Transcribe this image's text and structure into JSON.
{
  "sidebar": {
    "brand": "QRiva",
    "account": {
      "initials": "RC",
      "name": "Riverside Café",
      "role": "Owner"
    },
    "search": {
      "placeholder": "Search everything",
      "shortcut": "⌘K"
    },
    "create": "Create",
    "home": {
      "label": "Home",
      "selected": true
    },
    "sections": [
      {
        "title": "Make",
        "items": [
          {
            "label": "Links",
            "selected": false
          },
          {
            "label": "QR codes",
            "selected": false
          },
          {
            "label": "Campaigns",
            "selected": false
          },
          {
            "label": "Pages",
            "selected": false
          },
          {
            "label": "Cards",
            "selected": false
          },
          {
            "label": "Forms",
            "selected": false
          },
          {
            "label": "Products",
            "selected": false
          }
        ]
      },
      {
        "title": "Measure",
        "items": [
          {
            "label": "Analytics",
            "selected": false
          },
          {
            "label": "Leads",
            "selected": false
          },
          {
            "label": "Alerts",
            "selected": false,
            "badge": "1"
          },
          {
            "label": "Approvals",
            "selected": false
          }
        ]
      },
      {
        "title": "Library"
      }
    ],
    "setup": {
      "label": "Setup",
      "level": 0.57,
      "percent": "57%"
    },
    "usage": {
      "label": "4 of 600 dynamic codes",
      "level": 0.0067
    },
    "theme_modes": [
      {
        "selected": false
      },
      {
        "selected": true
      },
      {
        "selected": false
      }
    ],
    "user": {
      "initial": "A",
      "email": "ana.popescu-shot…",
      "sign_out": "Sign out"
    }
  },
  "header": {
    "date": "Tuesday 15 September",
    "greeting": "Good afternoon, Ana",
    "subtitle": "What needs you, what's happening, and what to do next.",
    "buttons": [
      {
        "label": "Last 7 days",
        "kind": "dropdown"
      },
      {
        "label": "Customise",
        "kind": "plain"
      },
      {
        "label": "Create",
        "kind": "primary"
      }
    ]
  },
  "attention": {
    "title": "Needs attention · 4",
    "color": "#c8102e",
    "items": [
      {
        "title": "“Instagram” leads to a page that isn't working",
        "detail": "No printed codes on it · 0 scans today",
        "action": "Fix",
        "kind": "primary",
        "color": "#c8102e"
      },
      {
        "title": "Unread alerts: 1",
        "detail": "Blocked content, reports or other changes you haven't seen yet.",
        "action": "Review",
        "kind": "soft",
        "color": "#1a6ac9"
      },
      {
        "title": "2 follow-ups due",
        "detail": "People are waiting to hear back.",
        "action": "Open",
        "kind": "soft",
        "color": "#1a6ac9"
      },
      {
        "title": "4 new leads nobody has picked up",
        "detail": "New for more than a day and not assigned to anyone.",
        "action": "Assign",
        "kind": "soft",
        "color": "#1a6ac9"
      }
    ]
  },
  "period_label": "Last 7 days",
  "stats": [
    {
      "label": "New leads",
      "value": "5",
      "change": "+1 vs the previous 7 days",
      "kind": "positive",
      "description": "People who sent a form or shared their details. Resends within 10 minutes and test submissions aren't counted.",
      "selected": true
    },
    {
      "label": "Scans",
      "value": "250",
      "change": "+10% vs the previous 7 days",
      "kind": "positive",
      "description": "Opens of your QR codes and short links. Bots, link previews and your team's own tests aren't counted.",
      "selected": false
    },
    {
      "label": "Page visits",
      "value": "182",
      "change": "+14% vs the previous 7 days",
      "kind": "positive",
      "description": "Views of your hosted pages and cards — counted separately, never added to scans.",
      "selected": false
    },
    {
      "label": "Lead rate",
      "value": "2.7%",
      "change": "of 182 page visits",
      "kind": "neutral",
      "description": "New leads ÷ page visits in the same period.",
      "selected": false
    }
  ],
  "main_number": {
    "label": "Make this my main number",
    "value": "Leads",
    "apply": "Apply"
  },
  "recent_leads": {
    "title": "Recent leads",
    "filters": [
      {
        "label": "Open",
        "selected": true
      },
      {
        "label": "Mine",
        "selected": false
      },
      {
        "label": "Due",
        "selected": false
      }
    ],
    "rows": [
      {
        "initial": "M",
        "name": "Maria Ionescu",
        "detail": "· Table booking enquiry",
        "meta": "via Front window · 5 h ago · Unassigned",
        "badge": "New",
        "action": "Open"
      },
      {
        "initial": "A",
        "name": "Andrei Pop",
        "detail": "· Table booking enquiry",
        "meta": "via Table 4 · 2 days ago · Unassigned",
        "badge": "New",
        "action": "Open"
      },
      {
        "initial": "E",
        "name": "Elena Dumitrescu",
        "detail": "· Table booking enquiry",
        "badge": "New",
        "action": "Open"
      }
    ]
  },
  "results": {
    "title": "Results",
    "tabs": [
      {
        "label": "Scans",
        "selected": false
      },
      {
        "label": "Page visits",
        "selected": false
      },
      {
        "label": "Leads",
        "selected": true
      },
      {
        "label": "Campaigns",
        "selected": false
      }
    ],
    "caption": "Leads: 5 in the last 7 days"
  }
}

━━━

### EXERCISE DIRECTIONS
Take the entries above and transcribe them exactly.

### OUTPUT BELOW
Transcribe this image's text and structure into JSON.
{
  "sidebar": {
    "brand": "QRiva",
    "account": {
      "initials": "RC",
      "name": "Riverside Café",
      "role": "Owner"
    },
    "search": {
      "placeholder": "Search everything",
      "shortcut": "⌘K"
    },
    "create": "Create",
    "home": {
      "label": "Home",
      "selected": true
    },
    "sections": [
      {
        "title": "Make",
        "items": [
          {
            "label": "Links",
            "selected": false
          },
          {
            "label": "QR codes",
            "selected": false
          },
          {
            "label": "Campaigns",
            "selected": false
          },
          {
            "label": "Pages",
            "selected": false
          },
          {
            "label": "Cards",
            "selected": false
          },
          {
            "label": "Forms",
            "selected": false
          },
          {
            "label": "Products",
            "selected": false
          }
        ]
      },
      {
        "title": "Measure",
        "items": [
          {
            "label": "Analytics",
            "selected": false
          },
          {
            "label": "Leads",
            "selected": false
          },
          {
            "label": "Alerts",
            "selected": false,
            "badge": "1"
          },
          {
            "label": "Approvals",
            "selected": false
          }
        ]
      },
      {
        "title": "Library"
      }
    ],
    "setup": {
      "label": "Setup",
      "level": 0.57,
      "percent": "57%"
    },
    "usage": {
      "label": "4 of 600 dynamic codes",
      "level": 0.0067
    },
    "theme_modes": [
      {
        "selected": false
      },
      {
        "selected": true
      },
      {
        "selected": false
      }
    ],
    "user": {
      "initial": "A",
      "email": "ana.popescu-shot…",
      "sign_out": "Sign out"
    }
  },
  "header": {
    "date": "Tuesday 15 September",
    "greeting": "Good afternoon, Ana",
    "subtitle": "What needs you, what's happening, and what to do next.",
    "buttons": [
      {
        "label": "Last 7 days",
        "kind": "dropdown"
      },
      {
        "label": "Customise",
        "kind": "plain"
      },
      {
        "label": "Create",
        "kind": "primary"
      }
    ]
  },
  "attention": {
    "title": "Needs attention · 4",
    "color": "#c8102e",
    "items": [
      {
        "title": "“Instagram” leads to a page that isn't working",
        "detail": "No printed codes on it · 0 scans today",
        "action": "Fix",
        "kind": "primary",
        "color": "#c8102e"
      },
      {
        "title": "Unread alerts: 1",
        "detail": "Blocked content, reports or other changes you haven't seen yet.",
        "action": "Review",
        "kind": "soft",
        "color": "#1a6ac9"
      },
      {
        "title": "2 follow-ups due",
        "detail": "People are waiting to hear back.",
        "action": "Open",
        "kind": "soft",
        "color": "#1a6ac9"
      },
      {
        "title": "4 new leads nobody has picked up",
        "detail": "New for more than a day and not assigned to anyone.",
        "action": "Assign",
        "kind": "soft",
        "color": "#1a6ac9"
      }
    ]
  },
  "period_label": "Last 7 days",
  "stats": [
    {
      "label": "New leads",
      "value": "5",
      "change": "+1 vs the previous 7 days",
      "kind": "positive",
      "description": "People who sent a form or shared their details. Resends within 10 minutes and test submissions aren't counted.",
      "selected": true
    },
    {
      "label": "Scans",
      "value": "250",
      "change": "+10% vs the previous 7 days",
      "kind": "positive",
      "description": "Opens of your QR codes and short links. Bots, link previews and your team's own tests aren't counted.",
      "selected": false
    },
    {
      "label": "Page visits",
      "value": "182",
      "change": "+14% vs the previous 7 days",
      "kind": "positive",
      "description": "Views of your hosted pages and cards — counted separately, never added to scans.",
      "selected": false
    },
    {
      "label": "Lead rate",
      "value": "2.7%",
      "change": "of 182 page visits",
      "kind": "neutral",
      "description": "New leads ÷ page visits in the same period.",
      "selected": false
    }
  ],
  "main_number": {
    "label": "Make this my main number",
    "value": "Leads",
    "apply": "Apply"
  },
  "recent_leads": {
    "title": "Recent leads",
    "filters": [
      {
        "label": "Open",
        "selected": true
      },
      {
        "label": "Mine",
        "selected": false
      },
      {
        "label": "Due",
        "selected": false
      }
    ],
    "rows": [
      {
        "initial": "M",
        "name": "Maria Ionescu",
        "detail": "· Table booking enquiry",
        "meta": "via Front window · 5 h ago · Unassigned",
        "badge": "New",
        "action": "Open"
      },
      {
        "initial": "A",
        "name": "Andrei Pop",
        "detail": "· Table booking enquiry",
        "meta": "via Table 4 · 2 days ago · Unassigned",
        "badge": "New",
        "action": "Open"
      },
      {
        "initial": "E",
        "name": "Elena Dumitrescu",
        "detail": "· Table booking enquiry",
        "badge": "New",
        "action": "Open"
      }
    ]
  },
  "results": {
    "title": "Results",
    "tabs": [
      {
        "label": "Scans",
        "selected": false
      },
      {
        "label": "Page visits",
        "selected": false
      },
      {
        "label": "Leads",
        "selected": true
      },
      {
        "label": "Campaigns",
        "selected": false
      }
    ],
    "caption": "Leads: 5 in the last 7 days"
  }
}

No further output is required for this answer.